* Task statement
Copy each line holding the string "without".

* Records to process
★ ★ ★ ★ ★ ★ ★
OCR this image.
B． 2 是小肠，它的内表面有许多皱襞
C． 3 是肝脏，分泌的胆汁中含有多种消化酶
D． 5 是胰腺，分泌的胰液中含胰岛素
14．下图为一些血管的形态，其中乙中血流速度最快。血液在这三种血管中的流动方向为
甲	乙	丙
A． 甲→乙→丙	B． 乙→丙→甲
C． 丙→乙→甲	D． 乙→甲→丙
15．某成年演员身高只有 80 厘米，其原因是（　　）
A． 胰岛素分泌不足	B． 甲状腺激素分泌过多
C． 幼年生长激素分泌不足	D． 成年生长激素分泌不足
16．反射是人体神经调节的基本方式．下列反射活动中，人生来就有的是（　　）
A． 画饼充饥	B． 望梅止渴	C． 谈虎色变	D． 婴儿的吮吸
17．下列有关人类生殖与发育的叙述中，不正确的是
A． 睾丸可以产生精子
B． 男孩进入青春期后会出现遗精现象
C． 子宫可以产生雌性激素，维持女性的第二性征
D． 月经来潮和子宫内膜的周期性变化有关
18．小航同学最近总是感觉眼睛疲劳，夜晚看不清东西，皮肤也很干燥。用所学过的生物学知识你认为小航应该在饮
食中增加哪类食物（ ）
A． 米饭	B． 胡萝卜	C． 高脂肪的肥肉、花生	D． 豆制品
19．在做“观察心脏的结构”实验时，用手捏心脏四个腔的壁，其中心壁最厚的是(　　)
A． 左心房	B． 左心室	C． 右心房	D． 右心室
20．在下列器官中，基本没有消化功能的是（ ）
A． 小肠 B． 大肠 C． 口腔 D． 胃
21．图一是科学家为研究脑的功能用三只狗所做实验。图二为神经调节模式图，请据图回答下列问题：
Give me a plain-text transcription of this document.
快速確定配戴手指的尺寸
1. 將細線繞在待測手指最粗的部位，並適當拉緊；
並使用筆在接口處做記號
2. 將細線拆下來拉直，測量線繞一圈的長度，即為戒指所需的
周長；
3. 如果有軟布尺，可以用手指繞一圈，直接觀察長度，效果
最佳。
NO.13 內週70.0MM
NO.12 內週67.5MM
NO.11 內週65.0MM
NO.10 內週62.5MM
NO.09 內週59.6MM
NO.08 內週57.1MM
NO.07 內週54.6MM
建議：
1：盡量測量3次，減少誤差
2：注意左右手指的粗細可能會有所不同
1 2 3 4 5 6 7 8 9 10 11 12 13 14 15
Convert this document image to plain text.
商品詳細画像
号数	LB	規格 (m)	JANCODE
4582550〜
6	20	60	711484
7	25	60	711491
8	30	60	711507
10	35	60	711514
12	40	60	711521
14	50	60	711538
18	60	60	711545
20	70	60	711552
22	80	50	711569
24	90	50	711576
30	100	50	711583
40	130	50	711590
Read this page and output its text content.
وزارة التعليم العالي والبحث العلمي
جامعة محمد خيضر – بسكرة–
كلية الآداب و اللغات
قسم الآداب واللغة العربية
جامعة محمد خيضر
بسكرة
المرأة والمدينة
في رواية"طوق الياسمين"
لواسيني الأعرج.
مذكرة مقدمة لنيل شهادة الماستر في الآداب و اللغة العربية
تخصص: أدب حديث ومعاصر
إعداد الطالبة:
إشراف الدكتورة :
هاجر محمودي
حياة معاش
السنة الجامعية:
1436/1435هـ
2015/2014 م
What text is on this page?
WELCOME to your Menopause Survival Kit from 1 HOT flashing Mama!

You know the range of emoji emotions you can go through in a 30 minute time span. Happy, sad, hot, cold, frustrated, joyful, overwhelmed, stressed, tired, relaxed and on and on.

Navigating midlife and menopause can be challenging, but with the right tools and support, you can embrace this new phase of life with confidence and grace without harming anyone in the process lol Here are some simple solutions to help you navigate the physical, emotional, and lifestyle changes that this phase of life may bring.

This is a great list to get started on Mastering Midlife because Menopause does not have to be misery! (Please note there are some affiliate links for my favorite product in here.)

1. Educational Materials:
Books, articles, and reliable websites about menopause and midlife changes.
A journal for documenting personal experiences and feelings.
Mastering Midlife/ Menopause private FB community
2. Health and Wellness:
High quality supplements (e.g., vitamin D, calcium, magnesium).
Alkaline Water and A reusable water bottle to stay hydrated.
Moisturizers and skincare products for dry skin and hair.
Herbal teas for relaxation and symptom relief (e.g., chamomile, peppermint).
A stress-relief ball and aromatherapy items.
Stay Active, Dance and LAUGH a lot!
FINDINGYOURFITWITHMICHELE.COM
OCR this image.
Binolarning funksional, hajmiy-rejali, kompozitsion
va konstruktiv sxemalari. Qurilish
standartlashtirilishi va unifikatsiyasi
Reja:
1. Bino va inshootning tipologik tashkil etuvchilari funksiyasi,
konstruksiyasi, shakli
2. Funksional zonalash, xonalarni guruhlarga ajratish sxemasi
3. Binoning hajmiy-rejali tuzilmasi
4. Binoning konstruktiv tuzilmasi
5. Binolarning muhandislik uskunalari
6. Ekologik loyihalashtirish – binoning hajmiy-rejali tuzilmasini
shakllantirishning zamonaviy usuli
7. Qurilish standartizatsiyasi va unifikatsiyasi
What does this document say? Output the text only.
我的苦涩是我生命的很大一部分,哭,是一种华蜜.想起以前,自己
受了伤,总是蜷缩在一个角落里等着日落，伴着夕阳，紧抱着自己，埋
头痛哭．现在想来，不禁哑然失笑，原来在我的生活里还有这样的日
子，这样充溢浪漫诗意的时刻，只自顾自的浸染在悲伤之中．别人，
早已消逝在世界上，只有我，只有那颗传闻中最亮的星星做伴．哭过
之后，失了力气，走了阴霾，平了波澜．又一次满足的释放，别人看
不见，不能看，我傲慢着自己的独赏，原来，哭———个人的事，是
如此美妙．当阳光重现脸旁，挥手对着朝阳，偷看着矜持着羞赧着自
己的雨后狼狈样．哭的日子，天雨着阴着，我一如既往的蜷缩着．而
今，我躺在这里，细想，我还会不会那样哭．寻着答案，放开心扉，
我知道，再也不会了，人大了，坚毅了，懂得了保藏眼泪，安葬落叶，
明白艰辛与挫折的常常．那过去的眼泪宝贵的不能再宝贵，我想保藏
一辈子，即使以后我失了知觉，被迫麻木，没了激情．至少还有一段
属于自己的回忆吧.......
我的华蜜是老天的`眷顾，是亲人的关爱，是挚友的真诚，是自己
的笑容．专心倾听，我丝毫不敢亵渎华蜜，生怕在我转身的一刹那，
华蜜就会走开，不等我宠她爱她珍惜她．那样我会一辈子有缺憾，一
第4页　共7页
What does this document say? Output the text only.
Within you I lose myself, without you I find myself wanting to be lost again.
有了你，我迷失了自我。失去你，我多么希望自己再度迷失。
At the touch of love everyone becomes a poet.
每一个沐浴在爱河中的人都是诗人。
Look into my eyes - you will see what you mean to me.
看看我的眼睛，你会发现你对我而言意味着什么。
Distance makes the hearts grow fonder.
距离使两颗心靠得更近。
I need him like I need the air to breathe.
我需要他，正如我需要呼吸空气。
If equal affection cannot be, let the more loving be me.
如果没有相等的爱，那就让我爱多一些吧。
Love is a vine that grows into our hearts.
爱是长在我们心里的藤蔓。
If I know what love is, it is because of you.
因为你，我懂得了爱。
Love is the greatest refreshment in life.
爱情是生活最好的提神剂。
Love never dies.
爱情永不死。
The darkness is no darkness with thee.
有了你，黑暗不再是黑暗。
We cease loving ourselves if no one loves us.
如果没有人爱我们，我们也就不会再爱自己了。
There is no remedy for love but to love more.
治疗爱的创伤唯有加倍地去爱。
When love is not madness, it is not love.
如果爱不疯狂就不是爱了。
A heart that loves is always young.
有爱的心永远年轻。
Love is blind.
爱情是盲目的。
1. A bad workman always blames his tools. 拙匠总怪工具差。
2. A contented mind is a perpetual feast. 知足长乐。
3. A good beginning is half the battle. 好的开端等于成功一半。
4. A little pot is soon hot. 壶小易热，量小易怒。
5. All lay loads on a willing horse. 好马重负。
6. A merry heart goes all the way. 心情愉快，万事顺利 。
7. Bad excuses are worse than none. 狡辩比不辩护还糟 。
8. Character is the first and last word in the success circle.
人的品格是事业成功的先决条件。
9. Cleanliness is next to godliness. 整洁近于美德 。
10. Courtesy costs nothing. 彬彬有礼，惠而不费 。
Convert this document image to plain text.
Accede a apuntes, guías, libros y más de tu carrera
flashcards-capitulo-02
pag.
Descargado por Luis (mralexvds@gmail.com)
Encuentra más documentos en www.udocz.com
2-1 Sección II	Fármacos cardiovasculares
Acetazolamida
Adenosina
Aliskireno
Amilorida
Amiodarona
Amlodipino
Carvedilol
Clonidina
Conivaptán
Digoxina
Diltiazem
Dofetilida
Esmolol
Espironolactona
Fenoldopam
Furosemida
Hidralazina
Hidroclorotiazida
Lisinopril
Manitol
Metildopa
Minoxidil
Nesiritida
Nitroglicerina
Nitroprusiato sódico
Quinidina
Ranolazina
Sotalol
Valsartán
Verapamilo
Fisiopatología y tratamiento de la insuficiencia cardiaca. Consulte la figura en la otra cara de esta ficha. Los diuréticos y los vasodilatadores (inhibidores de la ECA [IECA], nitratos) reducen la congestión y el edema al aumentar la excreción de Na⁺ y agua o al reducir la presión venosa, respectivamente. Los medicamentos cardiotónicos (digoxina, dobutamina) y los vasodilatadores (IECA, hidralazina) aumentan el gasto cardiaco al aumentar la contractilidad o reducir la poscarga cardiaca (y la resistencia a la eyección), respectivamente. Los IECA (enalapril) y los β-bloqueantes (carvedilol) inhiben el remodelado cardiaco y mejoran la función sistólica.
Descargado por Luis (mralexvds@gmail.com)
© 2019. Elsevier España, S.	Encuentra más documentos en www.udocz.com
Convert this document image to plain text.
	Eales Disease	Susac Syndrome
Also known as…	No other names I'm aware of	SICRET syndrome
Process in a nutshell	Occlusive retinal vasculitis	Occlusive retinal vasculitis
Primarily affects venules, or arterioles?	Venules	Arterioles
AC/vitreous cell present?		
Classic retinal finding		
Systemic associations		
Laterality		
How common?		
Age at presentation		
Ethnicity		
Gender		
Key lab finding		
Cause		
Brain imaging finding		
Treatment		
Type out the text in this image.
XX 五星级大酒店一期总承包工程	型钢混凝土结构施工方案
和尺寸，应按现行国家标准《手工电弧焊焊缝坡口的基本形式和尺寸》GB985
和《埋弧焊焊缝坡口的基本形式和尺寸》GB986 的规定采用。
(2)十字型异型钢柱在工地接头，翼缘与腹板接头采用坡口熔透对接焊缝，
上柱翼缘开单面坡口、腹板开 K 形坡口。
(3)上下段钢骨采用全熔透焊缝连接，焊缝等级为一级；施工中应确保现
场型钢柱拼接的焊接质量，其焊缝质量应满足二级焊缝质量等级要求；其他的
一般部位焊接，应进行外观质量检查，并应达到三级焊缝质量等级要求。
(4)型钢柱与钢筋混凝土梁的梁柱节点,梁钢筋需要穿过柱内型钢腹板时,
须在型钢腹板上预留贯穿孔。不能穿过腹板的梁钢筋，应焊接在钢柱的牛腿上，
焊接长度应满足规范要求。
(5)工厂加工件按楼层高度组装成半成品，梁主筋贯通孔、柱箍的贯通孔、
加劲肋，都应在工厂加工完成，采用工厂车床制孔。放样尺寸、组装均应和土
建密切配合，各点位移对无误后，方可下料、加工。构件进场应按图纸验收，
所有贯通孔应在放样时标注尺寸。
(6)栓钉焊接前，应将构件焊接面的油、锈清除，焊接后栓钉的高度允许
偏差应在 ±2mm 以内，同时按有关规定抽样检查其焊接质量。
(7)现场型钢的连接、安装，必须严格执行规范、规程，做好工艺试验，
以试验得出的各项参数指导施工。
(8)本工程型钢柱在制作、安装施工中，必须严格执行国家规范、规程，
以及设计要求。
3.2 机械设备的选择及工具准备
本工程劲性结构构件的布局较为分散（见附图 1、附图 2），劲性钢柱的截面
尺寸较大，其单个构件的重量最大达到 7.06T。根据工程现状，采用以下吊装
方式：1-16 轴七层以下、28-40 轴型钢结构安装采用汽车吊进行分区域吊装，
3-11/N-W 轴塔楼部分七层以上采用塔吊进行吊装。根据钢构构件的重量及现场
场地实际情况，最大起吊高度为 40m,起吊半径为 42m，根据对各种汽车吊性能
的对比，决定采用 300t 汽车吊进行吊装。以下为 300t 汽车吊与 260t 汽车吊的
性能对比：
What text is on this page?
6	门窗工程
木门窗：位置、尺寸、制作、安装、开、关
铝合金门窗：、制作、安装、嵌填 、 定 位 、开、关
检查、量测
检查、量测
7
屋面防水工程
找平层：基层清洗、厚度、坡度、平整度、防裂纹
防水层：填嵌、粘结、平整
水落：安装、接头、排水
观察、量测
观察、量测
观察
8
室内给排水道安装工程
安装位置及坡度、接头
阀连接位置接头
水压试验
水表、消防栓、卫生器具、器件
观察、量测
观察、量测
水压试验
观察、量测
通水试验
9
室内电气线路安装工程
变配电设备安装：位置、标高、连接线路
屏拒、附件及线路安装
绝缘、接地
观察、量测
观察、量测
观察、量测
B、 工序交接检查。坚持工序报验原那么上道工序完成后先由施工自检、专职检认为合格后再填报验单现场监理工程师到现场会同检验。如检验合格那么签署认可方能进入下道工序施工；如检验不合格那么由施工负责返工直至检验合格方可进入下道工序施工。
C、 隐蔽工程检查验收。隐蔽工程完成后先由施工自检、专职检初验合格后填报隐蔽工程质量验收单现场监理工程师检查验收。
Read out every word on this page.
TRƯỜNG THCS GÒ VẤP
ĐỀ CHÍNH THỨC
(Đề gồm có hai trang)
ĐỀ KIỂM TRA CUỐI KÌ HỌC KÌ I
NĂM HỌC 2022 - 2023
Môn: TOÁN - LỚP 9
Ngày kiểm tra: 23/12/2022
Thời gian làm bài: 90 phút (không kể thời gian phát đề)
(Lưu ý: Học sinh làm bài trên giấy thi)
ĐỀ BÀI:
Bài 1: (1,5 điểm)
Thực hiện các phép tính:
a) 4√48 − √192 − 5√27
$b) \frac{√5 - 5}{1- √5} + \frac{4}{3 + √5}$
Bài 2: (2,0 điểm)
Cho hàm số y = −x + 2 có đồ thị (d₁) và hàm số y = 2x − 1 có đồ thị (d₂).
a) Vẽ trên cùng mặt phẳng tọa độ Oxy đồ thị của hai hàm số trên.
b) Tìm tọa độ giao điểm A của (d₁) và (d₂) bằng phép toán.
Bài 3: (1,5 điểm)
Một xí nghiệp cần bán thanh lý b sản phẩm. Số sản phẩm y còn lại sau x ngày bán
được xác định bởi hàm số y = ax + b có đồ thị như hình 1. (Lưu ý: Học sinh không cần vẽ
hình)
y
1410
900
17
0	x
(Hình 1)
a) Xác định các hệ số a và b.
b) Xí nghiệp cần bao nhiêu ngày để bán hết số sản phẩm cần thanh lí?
★ ★ ★ ★ ★ ★ ★
* Output of the exercise
Navigating midlife and menopause can be challenging, but with the right tools and support, you can embrace this new phase of life with confidence and grace without harming anyone in the process lol Here are some simple solutions to help you navigate the physical, emotional, and lifestyle changes that this phase of life may bring.
Within you I lose myself, without you I find myself wanting to be lost again.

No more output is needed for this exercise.